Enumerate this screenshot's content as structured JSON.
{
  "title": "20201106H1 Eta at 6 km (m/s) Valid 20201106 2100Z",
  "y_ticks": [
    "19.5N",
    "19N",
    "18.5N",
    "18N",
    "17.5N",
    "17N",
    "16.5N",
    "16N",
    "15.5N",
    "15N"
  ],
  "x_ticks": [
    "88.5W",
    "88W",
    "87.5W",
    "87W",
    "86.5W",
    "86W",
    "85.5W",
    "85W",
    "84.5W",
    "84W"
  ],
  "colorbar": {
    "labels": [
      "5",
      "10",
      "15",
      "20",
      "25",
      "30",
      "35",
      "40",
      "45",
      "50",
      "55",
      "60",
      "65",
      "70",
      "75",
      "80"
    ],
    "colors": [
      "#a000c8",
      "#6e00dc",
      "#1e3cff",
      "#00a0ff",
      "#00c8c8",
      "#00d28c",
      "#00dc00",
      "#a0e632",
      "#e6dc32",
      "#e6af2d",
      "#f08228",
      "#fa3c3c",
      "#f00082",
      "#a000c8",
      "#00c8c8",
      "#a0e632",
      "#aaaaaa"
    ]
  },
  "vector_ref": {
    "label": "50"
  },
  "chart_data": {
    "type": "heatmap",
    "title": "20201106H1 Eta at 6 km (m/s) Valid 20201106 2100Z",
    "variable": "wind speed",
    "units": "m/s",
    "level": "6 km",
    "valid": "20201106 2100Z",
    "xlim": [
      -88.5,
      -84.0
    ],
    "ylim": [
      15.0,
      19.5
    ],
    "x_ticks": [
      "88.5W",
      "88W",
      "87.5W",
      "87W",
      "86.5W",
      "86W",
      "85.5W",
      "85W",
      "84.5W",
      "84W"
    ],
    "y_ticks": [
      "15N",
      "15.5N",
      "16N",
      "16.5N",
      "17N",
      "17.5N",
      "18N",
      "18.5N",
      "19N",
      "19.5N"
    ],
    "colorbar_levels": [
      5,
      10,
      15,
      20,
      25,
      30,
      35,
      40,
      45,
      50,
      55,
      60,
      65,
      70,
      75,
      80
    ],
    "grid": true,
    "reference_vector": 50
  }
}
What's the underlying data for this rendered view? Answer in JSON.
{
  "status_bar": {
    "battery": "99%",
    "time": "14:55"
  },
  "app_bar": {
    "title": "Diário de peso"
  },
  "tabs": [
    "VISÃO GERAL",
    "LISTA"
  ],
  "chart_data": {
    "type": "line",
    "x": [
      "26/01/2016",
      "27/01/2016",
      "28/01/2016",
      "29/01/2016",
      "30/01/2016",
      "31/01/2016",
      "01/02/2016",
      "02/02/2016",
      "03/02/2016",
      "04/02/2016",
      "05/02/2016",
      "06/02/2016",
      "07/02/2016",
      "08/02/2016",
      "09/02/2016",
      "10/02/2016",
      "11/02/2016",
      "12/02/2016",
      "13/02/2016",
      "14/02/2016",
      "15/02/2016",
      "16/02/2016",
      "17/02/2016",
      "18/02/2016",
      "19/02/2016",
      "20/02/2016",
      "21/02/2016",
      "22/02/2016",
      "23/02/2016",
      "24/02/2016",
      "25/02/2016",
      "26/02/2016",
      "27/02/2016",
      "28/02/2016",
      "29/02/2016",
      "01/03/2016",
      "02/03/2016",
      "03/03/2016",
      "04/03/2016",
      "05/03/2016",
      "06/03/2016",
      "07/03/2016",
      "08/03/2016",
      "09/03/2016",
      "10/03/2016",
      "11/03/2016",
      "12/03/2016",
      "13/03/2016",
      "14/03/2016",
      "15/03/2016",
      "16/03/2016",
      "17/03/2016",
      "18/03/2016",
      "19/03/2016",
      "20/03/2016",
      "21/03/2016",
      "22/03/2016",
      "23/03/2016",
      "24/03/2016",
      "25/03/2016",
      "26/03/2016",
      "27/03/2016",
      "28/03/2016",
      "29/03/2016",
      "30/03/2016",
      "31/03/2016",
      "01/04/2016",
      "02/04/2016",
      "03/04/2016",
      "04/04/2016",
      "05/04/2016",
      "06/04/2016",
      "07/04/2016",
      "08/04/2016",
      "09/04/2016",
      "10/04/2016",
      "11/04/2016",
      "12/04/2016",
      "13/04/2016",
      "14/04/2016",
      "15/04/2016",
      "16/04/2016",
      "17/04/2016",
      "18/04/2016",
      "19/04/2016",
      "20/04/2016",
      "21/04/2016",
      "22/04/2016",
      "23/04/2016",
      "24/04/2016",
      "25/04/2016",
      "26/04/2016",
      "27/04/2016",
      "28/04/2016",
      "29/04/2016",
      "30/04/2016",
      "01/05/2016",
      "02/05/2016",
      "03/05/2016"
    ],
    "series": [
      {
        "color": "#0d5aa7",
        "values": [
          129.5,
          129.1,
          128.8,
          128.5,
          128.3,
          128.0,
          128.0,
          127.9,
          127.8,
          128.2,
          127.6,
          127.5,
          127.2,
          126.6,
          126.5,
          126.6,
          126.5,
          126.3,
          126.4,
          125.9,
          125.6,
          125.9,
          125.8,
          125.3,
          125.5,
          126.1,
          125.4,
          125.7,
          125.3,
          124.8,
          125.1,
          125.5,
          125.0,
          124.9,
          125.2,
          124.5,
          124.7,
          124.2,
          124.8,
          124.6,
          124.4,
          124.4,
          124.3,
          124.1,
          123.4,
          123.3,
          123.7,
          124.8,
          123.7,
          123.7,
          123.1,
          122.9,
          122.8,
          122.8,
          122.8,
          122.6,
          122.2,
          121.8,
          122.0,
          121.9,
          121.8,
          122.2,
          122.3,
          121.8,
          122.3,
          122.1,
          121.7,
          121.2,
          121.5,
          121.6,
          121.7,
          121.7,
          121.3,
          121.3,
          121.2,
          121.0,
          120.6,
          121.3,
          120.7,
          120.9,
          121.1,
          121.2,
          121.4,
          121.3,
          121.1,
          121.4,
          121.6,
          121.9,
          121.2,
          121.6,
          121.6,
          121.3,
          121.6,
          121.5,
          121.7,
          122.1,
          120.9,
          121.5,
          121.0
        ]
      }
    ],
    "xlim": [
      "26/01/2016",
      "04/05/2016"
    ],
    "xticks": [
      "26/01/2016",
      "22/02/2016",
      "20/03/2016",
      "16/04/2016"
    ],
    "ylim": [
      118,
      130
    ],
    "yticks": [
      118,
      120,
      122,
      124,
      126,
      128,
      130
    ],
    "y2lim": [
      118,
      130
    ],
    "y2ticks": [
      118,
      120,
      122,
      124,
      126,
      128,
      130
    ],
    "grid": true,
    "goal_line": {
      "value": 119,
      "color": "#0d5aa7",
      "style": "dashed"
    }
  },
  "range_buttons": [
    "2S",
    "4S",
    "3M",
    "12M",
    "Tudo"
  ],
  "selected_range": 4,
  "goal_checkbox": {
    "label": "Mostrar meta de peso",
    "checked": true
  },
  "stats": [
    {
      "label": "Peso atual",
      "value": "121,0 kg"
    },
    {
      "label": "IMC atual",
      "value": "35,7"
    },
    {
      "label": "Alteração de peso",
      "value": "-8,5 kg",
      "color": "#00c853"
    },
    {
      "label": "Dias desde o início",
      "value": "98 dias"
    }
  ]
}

━━━━━━

What the exercise asks. Scan the data above; copy every line where "JSON" appears.

Response to this task.
Enumerate this screenshot's content as structured JSON.
What's the underlying data for this rendered view? Answer in JSON.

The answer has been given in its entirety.